> [Testo citato]:

+++++

La strana teoria secondo la quale “La lotta contro la discriminazione contribuisce alla moltiplicazione delle persone con tendenze omosessuali”, quindi qualche insulto ridurrebbe il numero di gay

Renzo Gubert

Renzo Gubert è un uomo di destra, ma non tutte le tematiche classiche di quella parte politica lo appassionano in ugual misura: su migranti, sovranismo, sicurezza, ecc. non si spende più di tanto, soprattutto da quando (2006), pur proseguendo il suo impegno in politica (è presidente di una delle tre Democrazie Cristiane clandestinamente esistenti), non frequenta più il Parlamento. Ma c’è una questione sulla quale prosegue da decenni un incessante martellamento: l’avversione nei confronti degli omosessuali.

+++++

(Elenchi di elementi annotati)
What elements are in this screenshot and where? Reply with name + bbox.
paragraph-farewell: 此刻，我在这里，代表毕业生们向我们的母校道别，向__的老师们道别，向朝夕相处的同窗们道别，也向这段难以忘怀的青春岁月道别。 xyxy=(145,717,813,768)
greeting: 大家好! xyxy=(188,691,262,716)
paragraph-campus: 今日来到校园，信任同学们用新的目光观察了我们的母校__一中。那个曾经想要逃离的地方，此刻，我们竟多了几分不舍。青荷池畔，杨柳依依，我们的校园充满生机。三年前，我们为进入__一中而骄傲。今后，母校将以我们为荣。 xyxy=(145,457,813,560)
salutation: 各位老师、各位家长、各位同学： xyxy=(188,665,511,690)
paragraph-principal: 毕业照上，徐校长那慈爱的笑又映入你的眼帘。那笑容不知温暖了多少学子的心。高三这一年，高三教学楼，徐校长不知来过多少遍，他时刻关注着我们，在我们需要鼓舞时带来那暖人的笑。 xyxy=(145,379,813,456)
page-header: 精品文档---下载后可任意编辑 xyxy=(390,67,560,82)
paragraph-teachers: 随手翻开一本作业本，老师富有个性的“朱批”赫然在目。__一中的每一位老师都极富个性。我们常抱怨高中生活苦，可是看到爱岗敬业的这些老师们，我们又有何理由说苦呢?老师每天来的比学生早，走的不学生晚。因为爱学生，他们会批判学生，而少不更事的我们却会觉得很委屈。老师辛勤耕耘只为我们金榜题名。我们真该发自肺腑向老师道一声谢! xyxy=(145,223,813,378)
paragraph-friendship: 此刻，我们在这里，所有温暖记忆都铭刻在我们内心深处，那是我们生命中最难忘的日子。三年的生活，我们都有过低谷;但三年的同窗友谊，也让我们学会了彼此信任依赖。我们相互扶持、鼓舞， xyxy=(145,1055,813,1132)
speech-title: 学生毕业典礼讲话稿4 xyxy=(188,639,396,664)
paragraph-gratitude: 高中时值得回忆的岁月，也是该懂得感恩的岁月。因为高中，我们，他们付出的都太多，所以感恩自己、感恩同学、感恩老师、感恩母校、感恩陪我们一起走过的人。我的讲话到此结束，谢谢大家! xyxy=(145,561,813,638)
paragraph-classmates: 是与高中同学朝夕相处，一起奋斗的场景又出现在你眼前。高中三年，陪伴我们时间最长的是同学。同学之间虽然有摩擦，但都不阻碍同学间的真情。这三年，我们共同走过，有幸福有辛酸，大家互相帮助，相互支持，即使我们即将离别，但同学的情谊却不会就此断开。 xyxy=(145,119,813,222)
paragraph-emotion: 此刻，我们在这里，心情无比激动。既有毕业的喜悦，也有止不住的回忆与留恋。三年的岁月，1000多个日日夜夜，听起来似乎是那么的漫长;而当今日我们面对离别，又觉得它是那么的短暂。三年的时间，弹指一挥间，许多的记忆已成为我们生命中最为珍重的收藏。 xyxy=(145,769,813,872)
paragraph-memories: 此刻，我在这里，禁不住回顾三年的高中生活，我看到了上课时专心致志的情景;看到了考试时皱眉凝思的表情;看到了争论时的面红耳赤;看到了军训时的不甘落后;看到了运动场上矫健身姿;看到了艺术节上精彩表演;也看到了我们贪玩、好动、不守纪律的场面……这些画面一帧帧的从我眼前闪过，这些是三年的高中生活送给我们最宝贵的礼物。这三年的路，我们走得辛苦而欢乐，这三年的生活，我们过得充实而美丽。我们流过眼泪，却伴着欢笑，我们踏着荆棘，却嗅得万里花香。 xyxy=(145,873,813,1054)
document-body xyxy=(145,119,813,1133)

+++++

> [Cosa fare]:
1. Secondo il testo su Renzo Gubert, da quale anno lui non frequenta più il Parlamento?
2. Continua il testo su Renzo Gubert partendo dopo la sua ultima frase.

> [Risposte in ordine]:
1. Dal 2006.

2.
Ironizzando ma non troppo, scriveva una quindicina d’anni fa: “Confesso che sono ammalato di omofobia”; poi proseguiva seriamente: “Quando vedo due omosessuali che si scambiano effusioni, non posso annullare il sentimento di ripugnanza che nasce in me”. Alla base di questa repulsione, “la condanna morale della sodomia che nella Bibbia si trova esplicita”; del resto, “anche altre religioni, come quella mussulmana, o altre confessioni cristiane professano il medesimo insegnamento morale. Per di più rafforzato da sanzioni anche civili”. Sanzioni che Gubert non precisa se siano deprecabili o auspicabili anche in Italia.

Nel 2017 lo ritroviamo a difendere la correttezza del licenziamento di un’insegnante lesbica del “Sacro Cuore”, argomentando che “promuovere come ente pubblico, in modo diretto o indiretto, la cultura omosessuale... è chiaro sintomo di disorientamento, di decadenza di una civiltà, oltre che lesione del bene comune”.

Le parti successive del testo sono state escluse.